Count up the lines in the following listing that hold the word "Soundflower", then give only that count.
### AVAILABLE DATA ###
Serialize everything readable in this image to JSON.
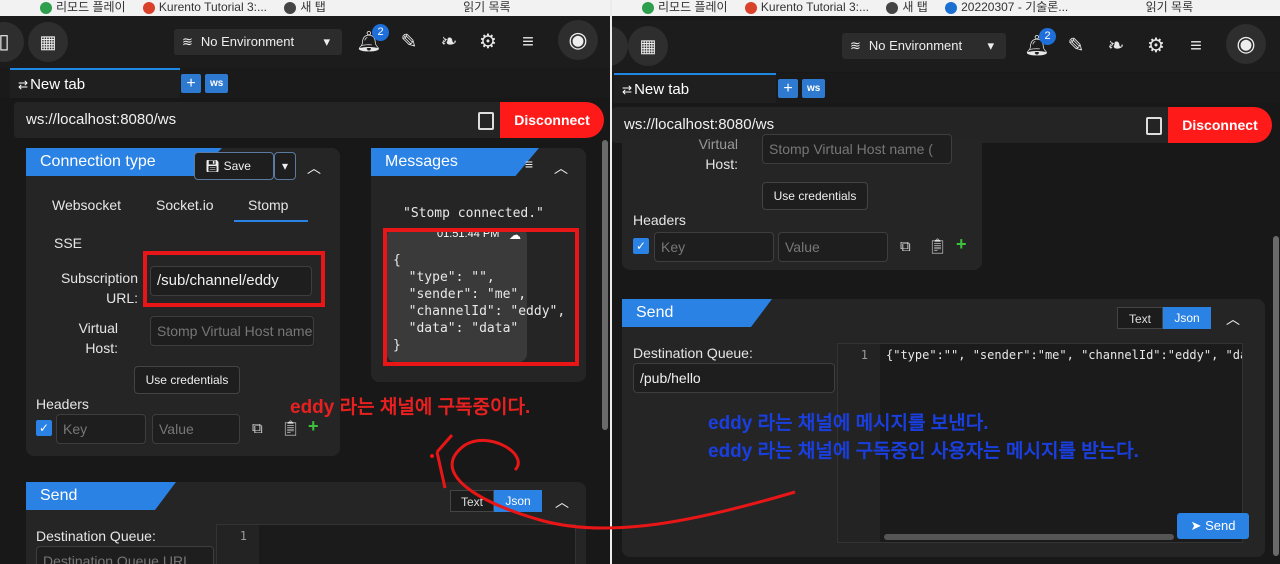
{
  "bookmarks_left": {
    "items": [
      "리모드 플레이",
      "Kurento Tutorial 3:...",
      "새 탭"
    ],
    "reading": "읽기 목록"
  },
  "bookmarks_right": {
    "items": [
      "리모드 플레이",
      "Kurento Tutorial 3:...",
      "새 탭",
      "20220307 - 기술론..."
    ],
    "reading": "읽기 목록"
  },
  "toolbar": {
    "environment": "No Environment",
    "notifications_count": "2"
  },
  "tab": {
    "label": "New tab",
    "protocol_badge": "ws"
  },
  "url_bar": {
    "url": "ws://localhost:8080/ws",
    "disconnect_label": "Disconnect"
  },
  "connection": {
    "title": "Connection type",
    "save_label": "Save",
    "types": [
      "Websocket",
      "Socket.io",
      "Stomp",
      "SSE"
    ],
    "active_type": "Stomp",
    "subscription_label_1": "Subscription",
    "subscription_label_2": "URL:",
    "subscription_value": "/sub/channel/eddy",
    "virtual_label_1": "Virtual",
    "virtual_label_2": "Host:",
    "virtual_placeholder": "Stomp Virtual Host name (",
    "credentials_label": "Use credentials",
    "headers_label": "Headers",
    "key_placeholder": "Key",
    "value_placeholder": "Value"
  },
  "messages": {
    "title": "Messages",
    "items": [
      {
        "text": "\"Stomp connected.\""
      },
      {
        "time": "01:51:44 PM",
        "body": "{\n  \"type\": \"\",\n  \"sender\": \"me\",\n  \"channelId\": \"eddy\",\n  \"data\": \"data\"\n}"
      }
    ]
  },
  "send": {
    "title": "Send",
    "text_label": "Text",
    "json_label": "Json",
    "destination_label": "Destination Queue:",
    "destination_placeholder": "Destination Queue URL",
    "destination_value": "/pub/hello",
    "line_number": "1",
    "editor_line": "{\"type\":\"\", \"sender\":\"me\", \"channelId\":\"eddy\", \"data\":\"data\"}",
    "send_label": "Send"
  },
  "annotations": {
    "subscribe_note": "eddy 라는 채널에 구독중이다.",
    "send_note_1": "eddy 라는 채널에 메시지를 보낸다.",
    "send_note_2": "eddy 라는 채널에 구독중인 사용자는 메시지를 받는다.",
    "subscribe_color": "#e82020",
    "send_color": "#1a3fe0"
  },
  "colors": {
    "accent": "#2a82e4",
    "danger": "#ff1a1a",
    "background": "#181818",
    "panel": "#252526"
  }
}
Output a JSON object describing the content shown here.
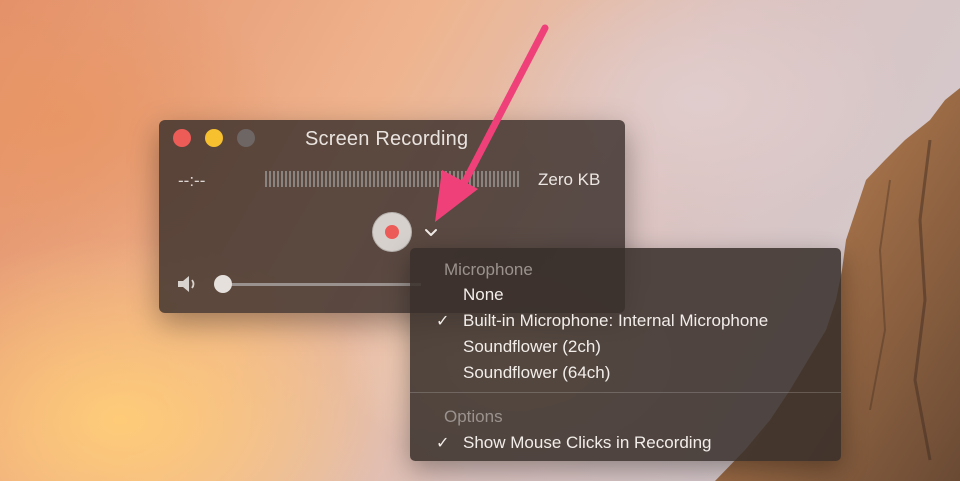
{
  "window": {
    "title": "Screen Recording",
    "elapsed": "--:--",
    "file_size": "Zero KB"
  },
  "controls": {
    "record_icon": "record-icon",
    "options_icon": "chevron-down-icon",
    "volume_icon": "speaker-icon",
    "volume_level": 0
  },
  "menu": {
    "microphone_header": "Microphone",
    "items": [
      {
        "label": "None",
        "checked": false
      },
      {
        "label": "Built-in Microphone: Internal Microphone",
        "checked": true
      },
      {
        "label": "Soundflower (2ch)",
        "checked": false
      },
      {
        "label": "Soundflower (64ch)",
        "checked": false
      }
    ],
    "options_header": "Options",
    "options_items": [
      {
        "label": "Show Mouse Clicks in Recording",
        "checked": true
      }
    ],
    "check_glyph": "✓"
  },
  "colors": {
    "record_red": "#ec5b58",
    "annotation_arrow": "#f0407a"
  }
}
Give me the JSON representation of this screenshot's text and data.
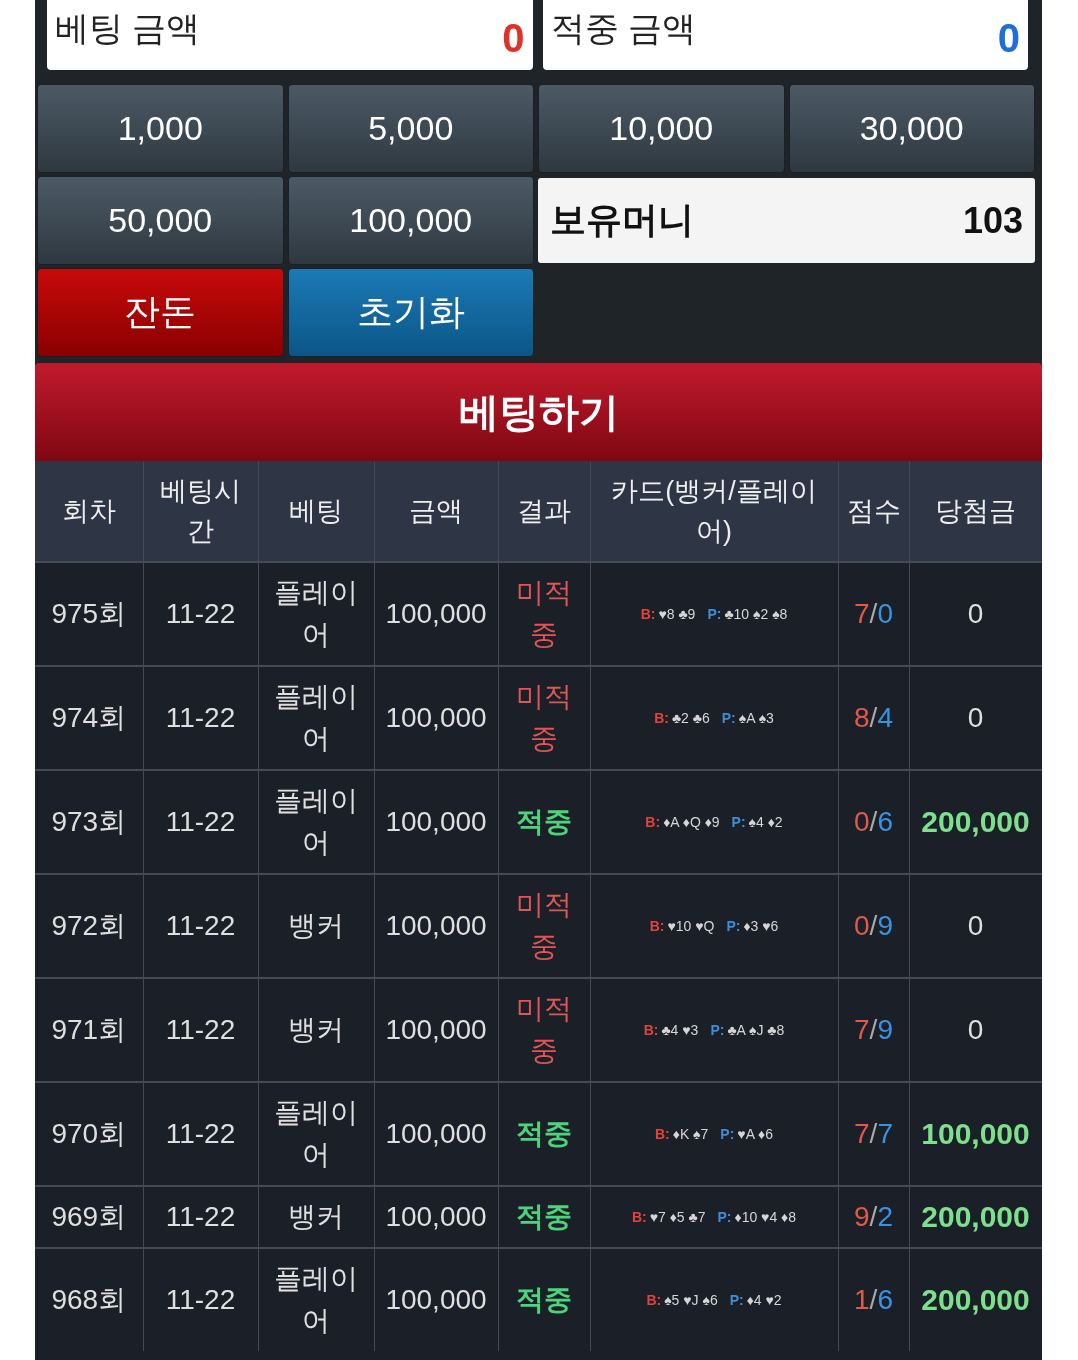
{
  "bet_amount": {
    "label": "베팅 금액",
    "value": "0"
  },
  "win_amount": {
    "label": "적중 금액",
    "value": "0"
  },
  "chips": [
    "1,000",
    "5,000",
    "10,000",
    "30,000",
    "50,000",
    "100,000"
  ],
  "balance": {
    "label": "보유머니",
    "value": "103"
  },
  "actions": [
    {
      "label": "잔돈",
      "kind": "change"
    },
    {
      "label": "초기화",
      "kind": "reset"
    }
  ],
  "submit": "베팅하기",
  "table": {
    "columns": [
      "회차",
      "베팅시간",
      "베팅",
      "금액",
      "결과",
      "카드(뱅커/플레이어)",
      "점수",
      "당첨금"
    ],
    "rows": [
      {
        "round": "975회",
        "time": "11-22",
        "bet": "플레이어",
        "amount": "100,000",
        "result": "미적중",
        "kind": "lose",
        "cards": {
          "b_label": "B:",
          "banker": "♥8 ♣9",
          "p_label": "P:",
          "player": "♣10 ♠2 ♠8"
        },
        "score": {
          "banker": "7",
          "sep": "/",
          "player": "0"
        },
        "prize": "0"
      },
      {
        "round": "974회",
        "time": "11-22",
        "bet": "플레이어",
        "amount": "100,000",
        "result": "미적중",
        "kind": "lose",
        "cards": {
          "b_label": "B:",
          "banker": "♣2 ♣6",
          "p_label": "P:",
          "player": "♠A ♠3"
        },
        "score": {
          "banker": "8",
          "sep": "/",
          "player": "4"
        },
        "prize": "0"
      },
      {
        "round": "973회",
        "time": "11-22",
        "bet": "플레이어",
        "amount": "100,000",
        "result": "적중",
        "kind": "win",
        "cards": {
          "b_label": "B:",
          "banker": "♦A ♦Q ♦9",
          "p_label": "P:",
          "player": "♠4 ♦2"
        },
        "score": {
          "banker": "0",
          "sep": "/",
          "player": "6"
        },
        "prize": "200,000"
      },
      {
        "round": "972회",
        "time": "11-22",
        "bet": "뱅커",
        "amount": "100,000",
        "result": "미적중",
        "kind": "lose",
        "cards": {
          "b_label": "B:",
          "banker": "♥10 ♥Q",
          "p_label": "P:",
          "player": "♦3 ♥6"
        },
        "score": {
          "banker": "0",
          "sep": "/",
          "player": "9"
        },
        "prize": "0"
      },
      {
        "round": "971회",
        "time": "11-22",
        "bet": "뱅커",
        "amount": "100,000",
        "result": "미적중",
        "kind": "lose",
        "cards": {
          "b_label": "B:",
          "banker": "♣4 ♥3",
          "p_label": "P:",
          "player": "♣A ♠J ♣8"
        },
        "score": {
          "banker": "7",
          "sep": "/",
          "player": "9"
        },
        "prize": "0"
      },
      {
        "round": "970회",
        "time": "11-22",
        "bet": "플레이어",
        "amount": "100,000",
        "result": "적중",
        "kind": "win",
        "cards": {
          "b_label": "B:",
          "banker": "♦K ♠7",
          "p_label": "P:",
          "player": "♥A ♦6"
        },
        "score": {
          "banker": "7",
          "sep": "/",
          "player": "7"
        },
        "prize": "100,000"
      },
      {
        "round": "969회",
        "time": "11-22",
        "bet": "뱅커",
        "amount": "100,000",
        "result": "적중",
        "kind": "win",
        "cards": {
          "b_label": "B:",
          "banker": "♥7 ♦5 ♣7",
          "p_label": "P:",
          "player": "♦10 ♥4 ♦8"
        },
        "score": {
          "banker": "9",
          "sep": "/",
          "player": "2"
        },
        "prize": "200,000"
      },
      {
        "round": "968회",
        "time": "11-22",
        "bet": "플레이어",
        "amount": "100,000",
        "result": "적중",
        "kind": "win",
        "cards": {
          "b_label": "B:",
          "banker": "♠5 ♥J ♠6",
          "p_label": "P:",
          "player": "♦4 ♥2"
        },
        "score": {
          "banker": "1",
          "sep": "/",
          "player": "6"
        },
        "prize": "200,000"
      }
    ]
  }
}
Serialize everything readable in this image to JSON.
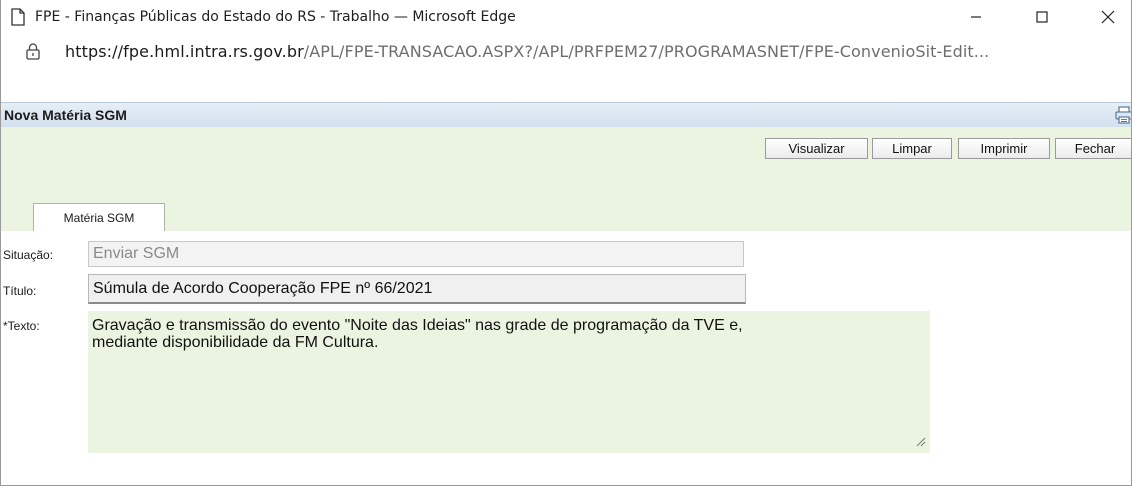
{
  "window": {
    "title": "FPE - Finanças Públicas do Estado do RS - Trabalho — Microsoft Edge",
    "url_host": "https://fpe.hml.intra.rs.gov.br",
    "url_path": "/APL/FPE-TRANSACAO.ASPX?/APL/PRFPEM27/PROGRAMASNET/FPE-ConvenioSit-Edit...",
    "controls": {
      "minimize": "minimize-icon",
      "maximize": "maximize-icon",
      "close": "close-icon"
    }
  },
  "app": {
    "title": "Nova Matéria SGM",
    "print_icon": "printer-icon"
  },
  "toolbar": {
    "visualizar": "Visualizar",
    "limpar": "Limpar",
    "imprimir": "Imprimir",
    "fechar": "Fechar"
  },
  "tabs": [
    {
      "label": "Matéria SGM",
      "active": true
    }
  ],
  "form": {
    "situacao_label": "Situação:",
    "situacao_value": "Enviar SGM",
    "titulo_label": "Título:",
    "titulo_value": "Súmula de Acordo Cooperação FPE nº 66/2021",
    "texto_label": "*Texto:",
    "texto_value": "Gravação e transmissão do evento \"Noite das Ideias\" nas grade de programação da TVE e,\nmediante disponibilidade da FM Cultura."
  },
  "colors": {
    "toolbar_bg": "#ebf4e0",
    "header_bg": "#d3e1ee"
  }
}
###
_TASK RESPONSE_. 2